*STATED TASK:* All of the lines below are to be transcribed faithfully, with pictures excluded from the copy.

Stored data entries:
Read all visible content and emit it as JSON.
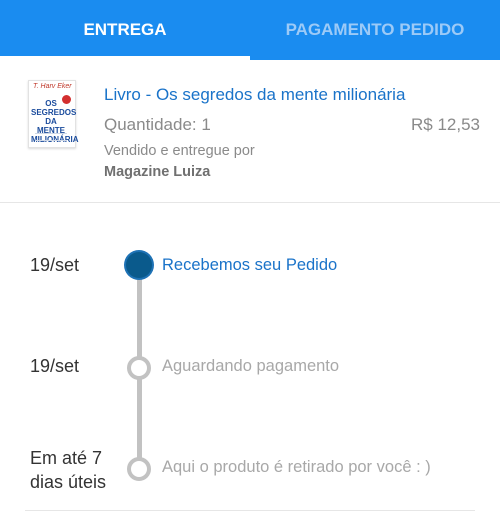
{
  "tabs": {
    "delivery": "ENTREGA",
    "payment": "PAGAMENTO PEDIDO"
  },
  "product": {
    "cover_author": "T. Harv Eker",
    "cover_title": "OS SEGREDOS DA MENTE MILIONÁRIA",
    "name": "Livro - Os segredos da mente milionária",
    "quantity": "Quantidade: 1",
    "price": "R$ 12,53",
    "sold_by": "Vendido e entregue por",
    "seller": "Magazine Luiza"
  },
  "timeline": [
    {
      "date": "19/set",
      "label": "Recebemos seu Pedido",
      "status": "done"
    },
    {
      "date": "19/set",
      "label": "Aguardando pagamento",
      "status": "pending"
    },
    {
      "date_line1": "Em até 7",
      "date_line2": "dias úteis",
      "label": "Aqui o produto é retirado por você : )",
      "status": "pending"
    }
  ],
  "colors": {
    "header_bg": "#1a8cf0",
    "active_text": "#1a73c9",
    "active_dot": "#0a5a8c",
    "inactive": "#c2c2c2"
  }
}
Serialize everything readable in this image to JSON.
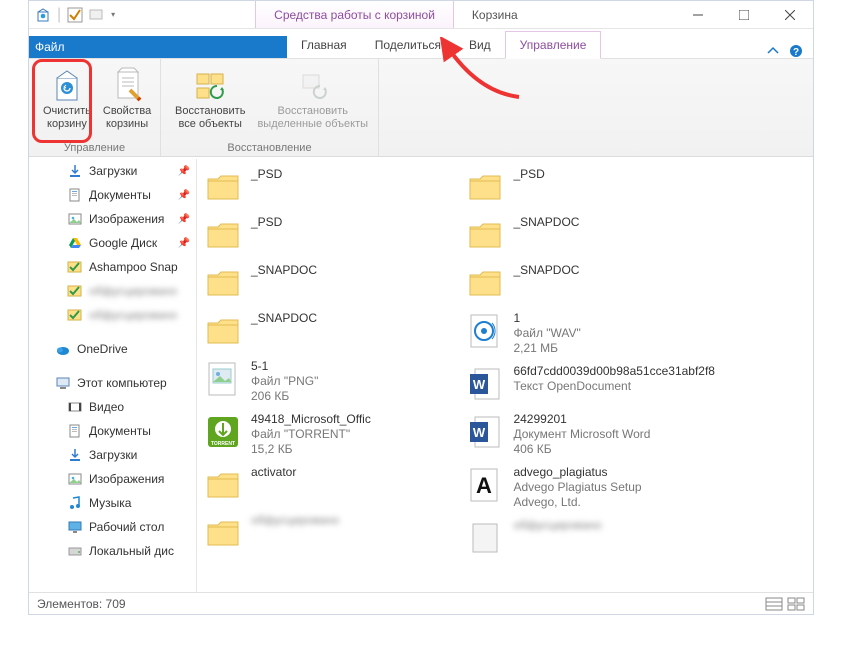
{
  "titlebar": {
    "context_tab": "Средства работы с корзиной",
    "title": "Корзина"
  },
  "tabs": {
    "file": "Файл",
    "main": "Главная",
    "share": "Поделиться",
    "view": "Вид",
    "manage": "Управление"
  },
  "ribbon": {
    "empty_bin": "Очистить\nкорзину",
    "bin_props": "Свойства\nкорзины",
    "restore_all": "Восстановить\nвсе объекты",
    "restore_sel": "Восстановить\nвыделенные объекты",
    "group_manage": "Управление",
    "group_restore": "Восстановление"
  },
  "sidebar": [
    {
      "label": "Загрузки",
      "icon": "downloads",
      "pinned": true,
      "lv": 2
    },
    {
      "label": "Документы",
      "icon": "documents",
      "pinned": true,
      "lv": 2
    },
    {
      "label": "Изображения",
      "icon": "pictures",
      "pinned": true,
      "lv": 2
    },
    {
      "label": "Google Диск",
      "icon": "gdrive",
      "pinned": true,
      "lv": 2
    },
    {
      "label": "Ashampoo Snap",
      "icon": "check",
      "lv": 2,
      "clip": true
    },
    {
      "label": "обфусцировано",
      "icon": "check",
      "lv": 2,
      "blur": true
    },
    {
      "label": "обфусцировано",
      "icon": "check",
      "lv": 2,
      "blur": true
    },
    {
      "label": "",
      "spacer": true
    },
    {
      "label": "OneDrive",
      "icon": "onedrive",
      "lv": 1
    },
    {
      "label": "",
      "spacer": true
    },
    {
      "label": "Этот компьютер",
      "icon": "pc",
      "lv": 1
    },
    {
      "label": "Видео",
      "icon": "video",
      "lv": 2
    },
    {
      "label": "Документы",
      "icon": "documents",
      "lv": 2
    },
    {
      "label": "Загрузки",
      "icon": "downloads",
      "lv": 2
    },
    {
      "label": "Изображения",
      "icon": "pictures",
      "lv": 2
    },
    {
      "label": "Музыка",
      "icon": "music",
      "lv": 2
    },
    {
      "label": "Рабочий стол",
      "icon": "desktop",
      "lv": 2
    },
    {
      "label": "Локальный дис",
      "icon": "disk",
      "lv": 2,
      "clip": true
    }
  ],
  "files_left": [
    {
      "icon": "folder",
      "name": "_PSD"
    },
    {
      "icon": "folder",
      "name": "_PSD"
    },
    {
      "icon": "folder",
      "name": "_SNAPDOC"
    },
    {
      "icon": "folder",
      "name": "_SNAPDOC"
    },
    {
      "icon": "png",
      "name": "5-1",
      "l2": "Файл \"PNG\"",
      "l3": "206 КБ"
    },
    {
      "icon": "torrent",
      "name": "49418_Microsoft_Offic",
      "l2": "Файл \"TORRENT\"",
      "l3": "15,2 КБ"
    },
    {
      "icon": "folder",
      "name": "activator"
    },
    {
      "icon": "folder",
      "name": "обфусцировано",
      "blur": true
    }
  ],
  "files_right": [
    {
      "icon": "folder",
      "name": "_PSD"
    },
    {
      "icon": "folder",
      "name": "_SNAPDOC"
    },
    {
      "icon": "folder",
      "name": "_SNAPDOC"
    },
    {
      "icon": "wav",
      "name": "1",
      "l2": "Файл \"WAV\"",
      "l3": "2,21 МБ"
    },
    {
      "icon": "word",
      "name": "66fd7cdd0039d00b98a51cce31abf2f8",
      "l2": "Текст OpenDocument"
    },
    {
      "icon": "word",
      "name": "24299201",
      "l2": "Документ Microsoft Word",
      "l3": "406 КБ"
    },
    {
      "icon": "advego",
      "name": "advego_plagiatus",
      "l2": "Advego Plagiatus Setup",
      "l3": "Advego, Ltd."
    },
    {
      "icon": "generic",
      "name": "обфусцировано",
      "blur": true
    }
  ],
  "status": {
    "elements_label": "Элементов:",
    "elements_count": "709"
  }
}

*ANSWER IN FULL:*
Read all visible content and emit it as JSON.
{
  "tabs": {
    "delivery": "ENTREGA",
    "payment": "PAGAMENTO PEDIDO"
  },
  "product": {
    "cover_author": "T. Harv Eker",
    "cover_title": "OS SEGREDOS DA MENTE MILIONÁRIA",
    "name": "Livro - Os segredos da mente milionária",
    "quantity": "Quantidade: 1",
    "price": "R$ 12,53",
    "sold_by": "Vendido e entregue por",
    "seller": "Magazine Luiza"
  },
  "timeline": [
    {
      "date": "19/set",
      "label": "Recebemos seu Pedido",
      "status": "done"
    },
    {
      "date": "19/set",
      "label": "Aguardando pagamento",
      "status": "pending"
    },
    {
      "date_line1": "Em até 7",
      "date_line2": "dias úteis",
      "label": "Aqui o produto é retirado por você : )",
      "status": "pending"
    }
  ],
  "colors": {
    "header_bg": "#1a8cf0",
    "active_text": "#1a73c9",
    "active_dot": "#0a5a8c",
    "inactive": "#c2c2c2"
  }
}
Serialize everything readable in this image to JSON.
{
  "titlebar": {
    "context_tab": "Средства работы с корзиной",
    "title": "Корзина"
  },
  "tabs": {
    "file": "Файл",
    "main": "Главная",
    "share": "Поделиться",
    "view": "Вид",
    "manage": "Управление"
  },
  "ribbon": {
    "empty_bin": "Очистить\nкорзину",
    "bin_props": "Свойства\nкорзины",
    "restore_all": "Восстановить\nвсе объекты",
    "restore_sel": "Восстановить\nвыделенные объекты",
    "group_manage": "Управление",
    "group_restore": "Восстановление"
  },
  "sidebar": [
    {
      "label": "Загрузки",
      "icon": "downloads",
      "pinned": true,
      "lv": 2
    },
    {
      "label": "Документы",
      "icon": "documents",
      "pinned": true,
      "lv": 2
    },
    {
      "label": "Изображения",
      "icon": "pictures",
      "pinned": true,
      "lv": 2
    },
    {
      "label": "Google Диск",
      "icon": "gdrive",
      "pinned": true,
      "lv": 2
    },
    {
      "label": "Ashampoo Snap",
      "icon": "check",
      "lv": 2,
      "clip": true
    },
    {
      "label": "обфусцировано",
      "icon": "check",
      "lv": 2,
      "blur": true
    },
    {
      "label": "обфусцировано",
      "icon": "check",
      "lv": 2,
      "blur": true
    },
    {
      "label": "",
      "spacer": true
    },
    {
      "label": "OneDrive",
      "icon": "onedrive",
      "lv": 1
    },
    {
      "label": "",
      "spacer": true
    },
    {
      "label": "Этот компьютер",
      "icon": "pc",
      "lv": 1
    },
    {
      "label": "Видео",
      "icon": "video",
      "lv": 2
    },
    {
      "label": "Документы",
      "icon": "documents",
      "lv": 2
    },
    {
      "label": "Загрузки",
      "icon": "downloads",
      "lv": 2
    },
    {
      "label": "Изображения",
      "icon": "pictures",
      "lv": 2
    },
    {
      "label": "Музыка",
      "icon": "music",
      "lv": 2
    },
    {
      "label": "Рабочий стол",
      "icon": "desktop",
      "lv": 2
    },
    {
      "label": "Локальный дис",
      "icon": "disk",
      "lv": 2,
      "clip": true
    }
  ],
  "files_left": [
    {
      "icon": "folder",
      "name": "_PSD"
    },
    {
      "icon": "folder",
      "name": "_PSD"
    },
    {
      "icon": "folder",
      "name": "_SNAPDOC"
    },
    {
      "icon": "folder",
      "name": "_SNAPDOC"
    },
    {
      "icon": "png",
      "name": "5-1",
      "l2": "Файл \"PNG\"",
      "l3": "206 КБ"
    },
    {
      "icon": "torrent",
      "name": "49418_Microsoft_Offic",
      "l2": "Файл \"TORRENT\"",
      "l3": "15,2 КБ"
    },
    {
      "icon": "folder",
      "name": "activator"
    },
    {
      "icon": "folder",
      "name": "обфусцировано",
      "blur": true
    }
  ],
  "files_right": [
    {
      "icon": "folder",
      "name": "_PSD"
    },
    {
      "icon": "folder",
      "name": "_SNAPDOC"
    },
    {
      "icon": "folder",
      "name": "_SNAPDOC"
    },
    {
      "icon": "wav",
      "name": "1",
      "l2": "Файл \"WAV\"",
      "l3": "2,21 МБ"
    },
    {
      "icon": "word",
      "name": "66fd7cdd0039d00b98a51cce31abf2f8",
      "l2": "Текст OpenDocument"
    },
    {
      "icon": "word",
      "name": "24299201",
      "l2": "Документ Microsoft Word",
      "l3": "406 КБ"
    },
    {
      "icon": "advego",
      "name": "advego_plagiatus",
      "l2": "Advego Plagiatus Setup",
      "l3": "Advego, Ltd."
    },
    {
      "icon": "generic",
      "name": "обфусцировано",
      "blur": true
    }
  ],
  "status": {
    "elements_label": "Элементов:",
    "elements_count": "709"
  }
}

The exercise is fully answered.